[START]
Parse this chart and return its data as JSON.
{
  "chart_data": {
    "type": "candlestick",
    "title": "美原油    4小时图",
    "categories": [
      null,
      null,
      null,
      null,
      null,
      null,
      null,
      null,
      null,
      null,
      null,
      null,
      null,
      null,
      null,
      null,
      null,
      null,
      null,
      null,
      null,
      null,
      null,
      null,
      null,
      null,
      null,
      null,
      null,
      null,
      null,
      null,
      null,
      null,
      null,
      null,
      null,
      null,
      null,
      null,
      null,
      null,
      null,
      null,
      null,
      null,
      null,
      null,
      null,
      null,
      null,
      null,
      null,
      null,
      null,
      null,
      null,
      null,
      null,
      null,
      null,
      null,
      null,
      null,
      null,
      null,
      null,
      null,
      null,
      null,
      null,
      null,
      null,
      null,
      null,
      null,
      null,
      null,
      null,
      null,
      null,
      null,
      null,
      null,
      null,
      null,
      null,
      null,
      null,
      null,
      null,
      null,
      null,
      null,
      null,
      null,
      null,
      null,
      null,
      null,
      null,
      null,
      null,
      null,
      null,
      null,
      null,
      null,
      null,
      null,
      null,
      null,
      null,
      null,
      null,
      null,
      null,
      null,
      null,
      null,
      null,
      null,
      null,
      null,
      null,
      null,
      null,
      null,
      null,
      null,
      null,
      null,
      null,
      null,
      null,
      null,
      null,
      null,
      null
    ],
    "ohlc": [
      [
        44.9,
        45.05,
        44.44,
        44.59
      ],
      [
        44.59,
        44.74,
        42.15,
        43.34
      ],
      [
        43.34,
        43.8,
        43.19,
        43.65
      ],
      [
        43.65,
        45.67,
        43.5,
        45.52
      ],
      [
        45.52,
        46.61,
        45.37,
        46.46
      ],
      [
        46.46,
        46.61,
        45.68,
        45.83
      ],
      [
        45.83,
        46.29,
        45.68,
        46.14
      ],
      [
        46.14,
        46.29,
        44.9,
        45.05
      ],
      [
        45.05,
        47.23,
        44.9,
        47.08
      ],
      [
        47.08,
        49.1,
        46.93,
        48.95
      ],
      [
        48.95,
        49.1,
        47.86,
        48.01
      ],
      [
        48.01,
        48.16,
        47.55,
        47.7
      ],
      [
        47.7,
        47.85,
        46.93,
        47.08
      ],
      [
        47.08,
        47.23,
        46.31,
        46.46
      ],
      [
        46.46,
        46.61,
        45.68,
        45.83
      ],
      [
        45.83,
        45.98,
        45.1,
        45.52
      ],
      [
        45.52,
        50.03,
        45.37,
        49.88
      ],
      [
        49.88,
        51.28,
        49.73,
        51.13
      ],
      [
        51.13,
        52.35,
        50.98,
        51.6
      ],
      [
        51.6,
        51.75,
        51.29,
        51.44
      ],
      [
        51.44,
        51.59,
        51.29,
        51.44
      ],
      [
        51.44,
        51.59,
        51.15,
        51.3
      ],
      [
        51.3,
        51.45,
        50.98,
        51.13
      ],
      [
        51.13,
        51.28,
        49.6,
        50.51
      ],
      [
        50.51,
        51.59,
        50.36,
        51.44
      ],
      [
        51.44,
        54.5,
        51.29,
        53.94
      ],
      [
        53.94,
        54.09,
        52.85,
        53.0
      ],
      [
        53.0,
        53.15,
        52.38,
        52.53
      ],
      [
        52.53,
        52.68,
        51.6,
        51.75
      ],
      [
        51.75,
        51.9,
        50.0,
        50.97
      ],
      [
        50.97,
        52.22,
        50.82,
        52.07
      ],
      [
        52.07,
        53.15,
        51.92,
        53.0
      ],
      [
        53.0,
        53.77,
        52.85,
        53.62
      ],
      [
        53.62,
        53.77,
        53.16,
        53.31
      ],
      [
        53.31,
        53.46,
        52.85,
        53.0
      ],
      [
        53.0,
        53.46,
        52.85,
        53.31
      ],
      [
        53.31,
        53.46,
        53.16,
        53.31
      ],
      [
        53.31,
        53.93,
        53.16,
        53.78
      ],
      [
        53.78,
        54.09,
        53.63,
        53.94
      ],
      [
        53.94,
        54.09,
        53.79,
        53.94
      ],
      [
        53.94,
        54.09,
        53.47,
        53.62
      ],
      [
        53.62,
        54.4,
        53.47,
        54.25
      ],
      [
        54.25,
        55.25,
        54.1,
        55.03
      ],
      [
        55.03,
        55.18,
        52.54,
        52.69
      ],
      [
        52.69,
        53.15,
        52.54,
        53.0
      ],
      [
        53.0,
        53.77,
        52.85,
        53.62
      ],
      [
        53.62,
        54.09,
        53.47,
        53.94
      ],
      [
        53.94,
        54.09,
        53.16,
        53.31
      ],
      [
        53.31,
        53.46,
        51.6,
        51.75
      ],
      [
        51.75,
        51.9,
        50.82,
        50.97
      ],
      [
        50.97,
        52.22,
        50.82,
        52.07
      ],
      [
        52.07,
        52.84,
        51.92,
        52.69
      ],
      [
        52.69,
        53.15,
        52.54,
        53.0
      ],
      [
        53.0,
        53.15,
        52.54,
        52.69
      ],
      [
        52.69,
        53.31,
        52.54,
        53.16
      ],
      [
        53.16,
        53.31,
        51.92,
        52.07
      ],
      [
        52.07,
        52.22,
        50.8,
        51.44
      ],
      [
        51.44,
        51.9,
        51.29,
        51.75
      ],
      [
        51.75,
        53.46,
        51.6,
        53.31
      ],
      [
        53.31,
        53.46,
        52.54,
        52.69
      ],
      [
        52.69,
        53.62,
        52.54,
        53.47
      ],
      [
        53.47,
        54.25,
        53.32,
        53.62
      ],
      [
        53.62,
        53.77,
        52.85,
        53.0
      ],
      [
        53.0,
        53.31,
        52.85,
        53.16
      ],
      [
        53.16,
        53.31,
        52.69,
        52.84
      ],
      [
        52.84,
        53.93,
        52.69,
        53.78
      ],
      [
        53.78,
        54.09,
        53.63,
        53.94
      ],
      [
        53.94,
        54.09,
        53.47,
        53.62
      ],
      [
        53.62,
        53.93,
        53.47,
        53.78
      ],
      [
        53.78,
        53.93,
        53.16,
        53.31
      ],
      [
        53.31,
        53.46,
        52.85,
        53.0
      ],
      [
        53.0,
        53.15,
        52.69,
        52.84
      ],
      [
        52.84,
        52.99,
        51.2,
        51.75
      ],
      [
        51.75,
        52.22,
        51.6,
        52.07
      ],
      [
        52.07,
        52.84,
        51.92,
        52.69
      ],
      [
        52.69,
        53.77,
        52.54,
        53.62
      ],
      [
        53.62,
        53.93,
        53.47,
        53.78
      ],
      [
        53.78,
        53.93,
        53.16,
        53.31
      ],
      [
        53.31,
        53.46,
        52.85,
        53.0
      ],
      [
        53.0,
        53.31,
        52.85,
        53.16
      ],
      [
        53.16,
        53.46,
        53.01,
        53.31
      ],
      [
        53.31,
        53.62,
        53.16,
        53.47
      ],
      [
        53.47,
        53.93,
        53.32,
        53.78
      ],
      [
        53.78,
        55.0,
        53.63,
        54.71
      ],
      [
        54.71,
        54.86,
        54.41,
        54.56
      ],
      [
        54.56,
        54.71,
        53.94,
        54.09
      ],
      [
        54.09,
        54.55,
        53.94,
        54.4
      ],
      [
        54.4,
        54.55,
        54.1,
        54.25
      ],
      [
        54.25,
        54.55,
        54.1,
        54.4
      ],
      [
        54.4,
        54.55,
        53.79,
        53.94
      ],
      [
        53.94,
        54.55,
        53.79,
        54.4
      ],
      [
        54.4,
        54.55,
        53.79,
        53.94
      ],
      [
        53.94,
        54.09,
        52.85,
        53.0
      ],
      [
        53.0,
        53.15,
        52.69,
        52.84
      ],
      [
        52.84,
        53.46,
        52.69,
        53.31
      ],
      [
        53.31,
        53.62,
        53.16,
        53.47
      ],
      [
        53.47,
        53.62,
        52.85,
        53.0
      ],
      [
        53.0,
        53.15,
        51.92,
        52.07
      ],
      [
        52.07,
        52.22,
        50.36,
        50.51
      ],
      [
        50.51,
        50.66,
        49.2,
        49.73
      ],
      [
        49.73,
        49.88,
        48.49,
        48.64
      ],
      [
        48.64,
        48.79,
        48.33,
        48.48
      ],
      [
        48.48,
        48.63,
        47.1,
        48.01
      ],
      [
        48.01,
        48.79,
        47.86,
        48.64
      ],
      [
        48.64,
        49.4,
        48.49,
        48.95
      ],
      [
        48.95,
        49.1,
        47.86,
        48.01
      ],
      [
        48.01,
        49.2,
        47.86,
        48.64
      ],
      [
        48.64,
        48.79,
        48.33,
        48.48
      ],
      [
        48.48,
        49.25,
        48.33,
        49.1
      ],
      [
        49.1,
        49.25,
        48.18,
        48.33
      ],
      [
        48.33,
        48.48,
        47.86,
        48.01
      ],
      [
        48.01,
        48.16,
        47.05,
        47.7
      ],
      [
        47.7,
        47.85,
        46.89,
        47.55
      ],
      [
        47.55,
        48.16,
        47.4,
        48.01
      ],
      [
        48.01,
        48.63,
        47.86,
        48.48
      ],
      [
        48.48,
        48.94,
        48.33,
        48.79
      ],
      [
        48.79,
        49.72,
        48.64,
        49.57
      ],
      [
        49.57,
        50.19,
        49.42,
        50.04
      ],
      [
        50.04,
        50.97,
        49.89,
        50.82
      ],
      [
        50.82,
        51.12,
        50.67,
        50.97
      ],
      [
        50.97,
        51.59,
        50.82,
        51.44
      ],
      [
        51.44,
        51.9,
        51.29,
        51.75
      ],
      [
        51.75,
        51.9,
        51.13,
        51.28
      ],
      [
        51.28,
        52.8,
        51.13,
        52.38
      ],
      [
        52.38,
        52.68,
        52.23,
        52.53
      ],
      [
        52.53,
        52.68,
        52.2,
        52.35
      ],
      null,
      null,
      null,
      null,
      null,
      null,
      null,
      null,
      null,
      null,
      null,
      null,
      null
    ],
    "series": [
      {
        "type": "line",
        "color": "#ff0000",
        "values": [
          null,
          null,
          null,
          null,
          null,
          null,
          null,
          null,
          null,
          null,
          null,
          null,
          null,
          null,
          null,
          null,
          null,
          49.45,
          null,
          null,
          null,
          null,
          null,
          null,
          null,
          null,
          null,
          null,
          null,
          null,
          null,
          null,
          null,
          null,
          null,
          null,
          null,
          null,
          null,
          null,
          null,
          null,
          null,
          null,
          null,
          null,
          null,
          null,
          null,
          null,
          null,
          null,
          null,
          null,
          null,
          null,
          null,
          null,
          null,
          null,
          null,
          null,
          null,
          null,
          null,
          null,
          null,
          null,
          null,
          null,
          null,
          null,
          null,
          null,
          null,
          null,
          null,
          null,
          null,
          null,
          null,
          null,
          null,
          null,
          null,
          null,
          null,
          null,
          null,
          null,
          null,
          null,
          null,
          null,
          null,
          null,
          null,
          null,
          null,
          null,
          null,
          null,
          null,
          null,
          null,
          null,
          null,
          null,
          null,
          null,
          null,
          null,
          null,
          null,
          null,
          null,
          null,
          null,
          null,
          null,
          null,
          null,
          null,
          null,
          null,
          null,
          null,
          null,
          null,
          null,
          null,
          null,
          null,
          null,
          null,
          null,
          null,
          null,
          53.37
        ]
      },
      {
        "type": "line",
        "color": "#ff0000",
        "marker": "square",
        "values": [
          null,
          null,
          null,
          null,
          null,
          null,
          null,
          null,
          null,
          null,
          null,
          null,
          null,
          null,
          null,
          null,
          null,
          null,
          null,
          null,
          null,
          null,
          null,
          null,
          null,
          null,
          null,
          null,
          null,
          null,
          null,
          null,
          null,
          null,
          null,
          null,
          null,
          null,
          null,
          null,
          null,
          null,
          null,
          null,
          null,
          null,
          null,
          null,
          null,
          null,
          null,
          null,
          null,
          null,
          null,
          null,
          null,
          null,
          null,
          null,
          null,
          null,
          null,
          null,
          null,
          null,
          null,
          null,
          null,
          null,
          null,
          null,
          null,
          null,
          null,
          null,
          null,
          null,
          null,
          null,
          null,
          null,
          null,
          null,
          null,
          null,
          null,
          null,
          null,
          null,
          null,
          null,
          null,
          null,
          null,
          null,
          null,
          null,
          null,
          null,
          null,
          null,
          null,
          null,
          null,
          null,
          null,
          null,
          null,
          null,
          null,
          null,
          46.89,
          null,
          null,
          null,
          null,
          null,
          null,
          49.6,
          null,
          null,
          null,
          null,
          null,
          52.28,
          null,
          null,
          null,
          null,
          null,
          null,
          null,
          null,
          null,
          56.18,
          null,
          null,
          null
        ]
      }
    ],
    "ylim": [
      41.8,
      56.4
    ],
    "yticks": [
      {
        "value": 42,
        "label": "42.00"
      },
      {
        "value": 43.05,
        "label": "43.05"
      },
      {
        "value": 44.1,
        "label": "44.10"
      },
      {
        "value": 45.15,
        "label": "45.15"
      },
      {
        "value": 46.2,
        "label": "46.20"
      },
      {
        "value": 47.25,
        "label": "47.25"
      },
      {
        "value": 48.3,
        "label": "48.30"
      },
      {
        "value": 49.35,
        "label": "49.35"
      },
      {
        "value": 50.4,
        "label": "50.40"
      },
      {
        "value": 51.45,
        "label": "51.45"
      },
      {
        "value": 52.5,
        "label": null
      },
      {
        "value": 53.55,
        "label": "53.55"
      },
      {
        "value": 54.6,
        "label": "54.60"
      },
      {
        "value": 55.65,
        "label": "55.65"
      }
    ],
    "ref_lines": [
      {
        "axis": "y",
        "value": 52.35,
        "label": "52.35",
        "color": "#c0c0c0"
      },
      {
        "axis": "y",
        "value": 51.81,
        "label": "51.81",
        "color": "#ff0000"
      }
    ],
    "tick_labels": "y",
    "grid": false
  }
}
[END]
Problem
Gather up every line from the listing above in which the word "color" occurs.

Solved exercise
        "color": "#ff0000",
        "color": "#ff0000",
        "color": "#c0c0c0"
        "color": "#ff0000"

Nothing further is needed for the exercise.